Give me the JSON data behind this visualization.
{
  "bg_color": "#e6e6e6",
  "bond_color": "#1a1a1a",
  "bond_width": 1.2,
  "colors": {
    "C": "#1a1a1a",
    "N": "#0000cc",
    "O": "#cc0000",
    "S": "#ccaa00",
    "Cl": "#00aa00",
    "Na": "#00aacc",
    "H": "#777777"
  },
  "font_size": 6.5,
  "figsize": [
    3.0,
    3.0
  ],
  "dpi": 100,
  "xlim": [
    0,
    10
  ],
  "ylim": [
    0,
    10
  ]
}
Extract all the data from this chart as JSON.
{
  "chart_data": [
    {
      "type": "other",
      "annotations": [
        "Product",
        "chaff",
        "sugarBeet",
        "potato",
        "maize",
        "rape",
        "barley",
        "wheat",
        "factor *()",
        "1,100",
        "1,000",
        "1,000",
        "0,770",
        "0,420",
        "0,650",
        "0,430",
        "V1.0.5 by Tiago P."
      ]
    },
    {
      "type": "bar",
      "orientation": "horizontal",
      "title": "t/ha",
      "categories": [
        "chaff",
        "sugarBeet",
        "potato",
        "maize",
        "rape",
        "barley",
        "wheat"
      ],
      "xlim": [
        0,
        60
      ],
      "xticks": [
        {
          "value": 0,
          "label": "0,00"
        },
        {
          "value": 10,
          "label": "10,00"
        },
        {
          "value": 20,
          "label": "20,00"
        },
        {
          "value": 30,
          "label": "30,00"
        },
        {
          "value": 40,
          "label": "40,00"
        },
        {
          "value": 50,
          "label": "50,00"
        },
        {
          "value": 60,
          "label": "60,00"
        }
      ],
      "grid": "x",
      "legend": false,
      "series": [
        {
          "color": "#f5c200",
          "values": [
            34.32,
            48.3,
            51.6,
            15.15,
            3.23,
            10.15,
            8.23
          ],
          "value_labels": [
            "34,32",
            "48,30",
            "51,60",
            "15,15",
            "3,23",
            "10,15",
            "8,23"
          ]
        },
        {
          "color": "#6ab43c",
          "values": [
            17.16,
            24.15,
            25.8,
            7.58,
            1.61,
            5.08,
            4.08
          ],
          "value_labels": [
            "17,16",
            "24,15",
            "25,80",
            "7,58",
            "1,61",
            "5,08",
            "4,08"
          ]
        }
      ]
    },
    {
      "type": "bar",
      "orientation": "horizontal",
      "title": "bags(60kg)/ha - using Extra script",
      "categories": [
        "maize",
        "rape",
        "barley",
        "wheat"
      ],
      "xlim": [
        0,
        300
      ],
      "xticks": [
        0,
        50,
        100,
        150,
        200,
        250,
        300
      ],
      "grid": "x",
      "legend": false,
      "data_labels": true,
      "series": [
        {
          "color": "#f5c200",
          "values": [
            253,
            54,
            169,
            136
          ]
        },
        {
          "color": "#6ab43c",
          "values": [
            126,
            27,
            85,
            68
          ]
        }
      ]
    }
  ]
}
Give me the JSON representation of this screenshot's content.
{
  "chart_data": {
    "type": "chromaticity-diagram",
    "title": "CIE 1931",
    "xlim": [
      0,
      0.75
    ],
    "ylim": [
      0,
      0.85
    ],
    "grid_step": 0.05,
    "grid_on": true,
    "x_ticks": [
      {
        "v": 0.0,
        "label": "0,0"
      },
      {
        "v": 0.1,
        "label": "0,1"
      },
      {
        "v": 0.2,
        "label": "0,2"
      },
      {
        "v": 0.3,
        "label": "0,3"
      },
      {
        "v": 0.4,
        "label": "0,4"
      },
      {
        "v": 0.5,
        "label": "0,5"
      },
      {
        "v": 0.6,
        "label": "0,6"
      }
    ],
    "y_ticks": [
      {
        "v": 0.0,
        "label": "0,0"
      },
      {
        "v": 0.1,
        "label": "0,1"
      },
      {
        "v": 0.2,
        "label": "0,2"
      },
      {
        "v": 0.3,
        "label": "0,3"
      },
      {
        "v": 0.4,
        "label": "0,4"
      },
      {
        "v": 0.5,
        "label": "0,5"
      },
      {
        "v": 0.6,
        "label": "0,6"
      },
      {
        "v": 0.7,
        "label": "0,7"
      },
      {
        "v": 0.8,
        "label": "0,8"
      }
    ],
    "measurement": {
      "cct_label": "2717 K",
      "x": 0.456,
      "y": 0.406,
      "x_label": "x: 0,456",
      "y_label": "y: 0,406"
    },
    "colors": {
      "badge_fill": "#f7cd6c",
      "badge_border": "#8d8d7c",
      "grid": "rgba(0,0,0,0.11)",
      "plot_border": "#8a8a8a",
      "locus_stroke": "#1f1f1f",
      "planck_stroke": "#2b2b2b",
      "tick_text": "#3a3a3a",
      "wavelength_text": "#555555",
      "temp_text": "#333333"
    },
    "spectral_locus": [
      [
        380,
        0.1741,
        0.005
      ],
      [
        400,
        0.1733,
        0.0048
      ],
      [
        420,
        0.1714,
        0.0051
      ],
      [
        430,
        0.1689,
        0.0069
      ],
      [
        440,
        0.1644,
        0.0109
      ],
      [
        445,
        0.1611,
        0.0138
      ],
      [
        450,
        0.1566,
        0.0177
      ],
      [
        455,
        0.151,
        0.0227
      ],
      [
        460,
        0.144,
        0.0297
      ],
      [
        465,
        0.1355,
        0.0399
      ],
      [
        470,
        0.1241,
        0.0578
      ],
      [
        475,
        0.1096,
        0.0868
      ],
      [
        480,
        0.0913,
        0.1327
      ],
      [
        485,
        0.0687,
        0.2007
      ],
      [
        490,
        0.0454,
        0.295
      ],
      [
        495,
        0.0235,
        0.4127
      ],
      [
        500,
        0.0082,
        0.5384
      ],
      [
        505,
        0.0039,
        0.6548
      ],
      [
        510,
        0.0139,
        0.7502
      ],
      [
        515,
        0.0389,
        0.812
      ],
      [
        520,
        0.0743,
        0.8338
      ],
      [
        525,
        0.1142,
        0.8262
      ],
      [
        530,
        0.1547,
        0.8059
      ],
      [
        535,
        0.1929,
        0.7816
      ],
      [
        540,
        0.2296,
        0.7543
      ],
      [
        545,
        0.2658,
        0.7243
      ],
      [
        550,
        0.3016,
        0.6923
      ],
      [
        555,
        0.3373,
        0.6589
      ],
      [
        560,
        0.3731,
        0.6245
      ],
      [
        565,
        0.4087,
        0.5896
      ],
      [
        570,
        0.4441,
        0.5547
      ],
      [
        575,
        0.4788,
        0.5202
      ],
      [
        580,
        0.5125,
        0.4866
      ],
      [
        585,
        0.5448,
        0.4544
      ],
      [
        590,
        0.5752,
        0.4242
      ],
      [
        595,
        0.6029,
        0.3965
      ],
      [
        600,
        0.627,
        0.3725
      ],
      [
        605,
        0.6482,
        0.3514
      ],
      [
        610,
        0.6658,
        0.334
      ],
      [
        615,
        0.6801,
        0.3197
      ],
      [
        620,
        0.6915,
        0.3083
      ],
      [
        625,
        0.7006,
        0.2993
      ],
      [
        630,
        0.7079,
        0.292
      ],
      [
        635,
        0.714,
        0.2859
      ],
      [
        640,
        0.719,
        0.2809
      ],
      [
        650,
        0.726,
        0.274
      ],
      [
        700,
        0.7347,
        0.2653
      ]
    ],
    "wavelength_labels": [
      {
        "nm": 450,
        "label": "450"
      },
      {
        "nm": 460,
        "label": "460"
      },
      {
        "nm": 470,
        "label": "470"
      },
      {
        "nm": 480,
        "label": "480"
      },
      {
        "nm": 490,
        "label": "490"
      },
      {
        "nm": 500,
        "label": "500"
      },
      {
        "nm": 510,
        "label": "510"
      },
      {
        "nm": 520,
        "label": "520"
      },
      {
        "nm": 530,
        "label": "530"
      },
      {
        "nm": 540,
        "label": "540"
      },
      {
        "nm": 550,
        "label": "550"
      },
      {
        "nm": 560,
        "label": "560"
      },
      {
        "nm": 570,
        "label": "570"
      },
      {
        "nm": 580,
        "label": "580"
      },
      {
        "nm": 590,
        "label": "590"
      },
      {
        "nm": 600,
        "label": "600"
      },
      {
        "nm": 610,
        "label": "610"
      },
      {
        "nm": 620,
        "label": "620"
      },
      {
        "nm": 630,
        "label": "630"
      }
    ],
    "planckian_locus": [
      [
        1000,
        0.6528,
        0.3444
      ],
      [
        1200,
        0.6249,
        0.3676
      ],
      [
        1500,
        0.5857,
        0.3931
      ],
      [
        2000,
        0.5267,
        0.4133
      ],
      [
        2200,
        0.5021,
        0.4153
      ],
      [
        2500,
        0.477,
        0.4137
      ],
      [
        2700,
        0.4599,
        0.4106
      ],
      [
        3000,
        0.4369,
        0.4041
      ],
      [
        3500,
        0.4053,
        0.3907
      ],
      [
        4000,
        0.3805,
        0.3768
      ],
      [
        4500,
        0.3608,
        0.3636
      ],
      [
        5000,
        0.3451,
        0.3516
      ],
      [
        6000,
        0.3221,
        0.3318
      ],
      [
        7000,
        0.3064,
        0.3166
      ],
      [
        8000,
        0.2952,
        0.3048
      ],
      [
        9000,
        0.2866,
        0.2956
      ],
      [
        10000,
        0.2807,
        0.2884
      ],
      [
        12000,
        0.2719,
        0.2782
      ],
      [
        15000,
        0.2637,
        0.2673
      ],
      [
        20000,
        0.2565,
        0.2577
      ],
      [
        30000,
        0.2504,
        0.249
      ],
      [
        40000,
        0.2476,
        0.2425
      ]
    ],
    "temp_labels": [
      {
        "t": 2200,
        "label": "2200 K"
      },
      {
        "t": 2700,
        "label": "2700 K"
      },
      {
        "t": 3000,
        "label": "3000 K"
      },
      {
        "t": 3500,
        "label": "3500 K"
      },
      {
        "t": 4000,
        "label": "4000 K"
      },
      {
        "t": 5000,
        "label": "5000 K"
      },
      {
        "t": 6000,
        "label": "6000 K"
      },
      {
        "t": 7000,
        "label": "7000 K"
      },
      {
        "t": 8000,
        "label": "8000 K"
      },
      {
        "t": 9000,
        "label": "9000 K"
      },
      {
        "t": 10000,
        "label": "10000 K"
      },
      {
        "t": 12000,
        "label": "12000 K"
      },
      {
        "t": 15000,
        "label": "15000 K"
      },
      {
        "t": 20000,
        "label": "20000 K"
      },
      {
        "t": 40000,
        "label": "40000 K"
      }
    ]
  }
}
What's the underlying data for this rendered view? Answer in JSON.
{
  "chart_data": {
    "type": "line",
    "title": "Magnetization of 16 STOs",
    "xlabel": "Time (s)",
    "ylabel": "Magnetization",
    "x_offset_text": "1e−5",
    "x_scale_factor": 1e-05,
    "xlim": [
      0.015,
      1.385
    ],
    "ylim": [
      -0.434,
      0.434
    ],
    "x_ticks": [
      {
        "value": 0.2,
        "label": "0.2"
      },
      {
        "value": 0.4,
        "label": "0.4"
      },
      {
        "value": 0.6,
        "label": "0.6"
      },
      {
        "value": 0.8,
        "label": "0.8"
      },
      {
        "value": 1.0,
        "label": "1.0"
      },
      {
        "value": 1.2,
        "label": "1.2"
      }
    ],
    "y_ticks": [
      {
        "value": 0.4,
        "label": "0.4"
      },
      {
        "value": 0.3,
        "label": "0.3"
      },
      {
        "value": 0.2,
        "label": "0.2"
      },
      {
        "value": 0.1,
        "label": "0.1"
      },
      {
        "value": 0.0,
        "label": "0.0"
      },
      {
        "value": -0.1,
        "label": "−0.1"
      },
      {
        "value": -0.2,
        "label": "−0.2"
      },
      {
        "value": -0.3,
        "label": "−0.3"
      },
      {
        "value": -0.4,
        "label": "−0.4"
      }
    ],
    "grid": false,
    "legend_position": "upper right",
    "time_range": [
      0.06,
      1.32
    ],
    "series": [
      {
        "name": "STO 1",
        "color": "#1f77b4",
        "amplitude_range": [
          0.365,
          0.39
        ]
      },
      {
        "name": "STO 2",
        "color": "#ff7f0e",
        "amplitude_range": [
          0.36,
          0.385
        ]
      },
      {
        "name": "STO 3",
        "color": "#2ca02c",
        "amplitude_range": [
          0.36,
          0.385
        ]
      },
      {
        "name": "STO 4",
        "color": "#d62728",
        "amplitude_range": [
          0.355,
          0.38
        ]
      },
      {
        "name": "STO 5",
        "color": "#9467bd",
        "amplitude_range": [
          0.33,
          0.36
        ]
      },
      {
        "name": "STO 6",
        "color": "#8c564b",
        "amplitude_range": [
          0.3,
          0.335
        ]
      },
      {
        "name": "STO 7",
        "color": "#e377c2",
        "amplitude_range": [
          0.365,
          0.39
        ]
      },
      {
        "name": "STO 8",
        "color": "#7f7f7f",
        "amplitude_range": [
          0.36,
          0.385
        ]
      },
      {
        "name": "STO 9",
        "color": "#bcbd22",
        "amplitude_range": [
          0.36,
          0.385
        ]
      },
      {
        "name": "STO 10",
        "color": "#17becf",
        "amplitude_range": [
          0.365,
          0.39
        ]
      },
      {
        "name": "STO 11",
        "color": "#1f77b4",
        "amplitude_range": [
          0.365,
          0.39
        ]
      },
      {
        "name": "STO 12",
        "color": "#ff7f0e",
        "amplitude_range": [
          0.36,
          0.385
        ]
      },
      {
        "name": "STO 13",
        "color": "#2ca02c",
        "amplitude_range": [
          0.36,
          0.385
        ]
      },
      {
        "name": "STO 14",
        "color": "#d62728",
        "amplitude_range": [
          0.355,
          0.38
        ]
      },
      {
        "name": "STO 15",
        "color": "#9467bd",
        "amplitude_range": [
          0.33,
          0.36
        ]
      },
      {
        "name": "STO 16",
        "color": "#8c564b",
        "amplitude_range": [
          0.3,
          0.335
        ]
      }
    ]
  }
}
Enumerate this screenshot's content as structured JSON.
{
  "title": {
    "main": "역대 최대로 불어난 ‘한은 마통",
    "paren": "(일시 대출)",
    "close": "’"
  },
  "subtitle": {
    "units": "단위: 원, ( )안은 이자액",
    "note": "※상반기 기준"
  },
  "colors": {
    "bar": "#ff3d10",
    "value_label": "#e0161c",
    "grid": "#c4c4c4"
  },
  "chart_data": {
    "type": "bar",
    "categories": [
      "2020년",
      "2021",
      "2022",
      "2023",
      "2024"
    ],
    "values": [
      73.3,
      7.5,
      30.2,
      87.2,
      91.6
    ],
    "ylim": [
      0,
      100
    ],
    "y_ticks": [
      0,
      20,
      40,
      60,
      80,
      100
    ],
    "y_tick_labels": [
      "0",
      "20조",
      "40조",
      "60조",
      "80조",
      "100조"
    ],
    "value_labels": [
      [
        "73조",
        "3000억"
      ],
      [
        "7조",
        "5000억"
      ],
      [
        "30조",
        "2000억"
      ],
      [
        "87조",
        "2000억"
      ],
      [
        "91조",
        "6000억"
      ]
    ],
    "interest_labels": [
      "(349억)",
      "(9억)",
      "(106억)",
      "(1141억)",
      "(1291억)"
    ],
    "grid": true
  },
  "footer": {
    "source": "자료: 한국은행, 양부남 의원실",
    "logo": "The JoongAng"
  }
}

→ Exercise details
List all lines where "this" occurs.

→ Response to the task
Give me the JSON data behind this visualization.
Extract all the data from this chart as JSON.
Give me the JSON representation of this screenshot's content.
What's the underlying data for this rendered view? Answer in JSON.
Enumerate this screenshot's content as structured JSON.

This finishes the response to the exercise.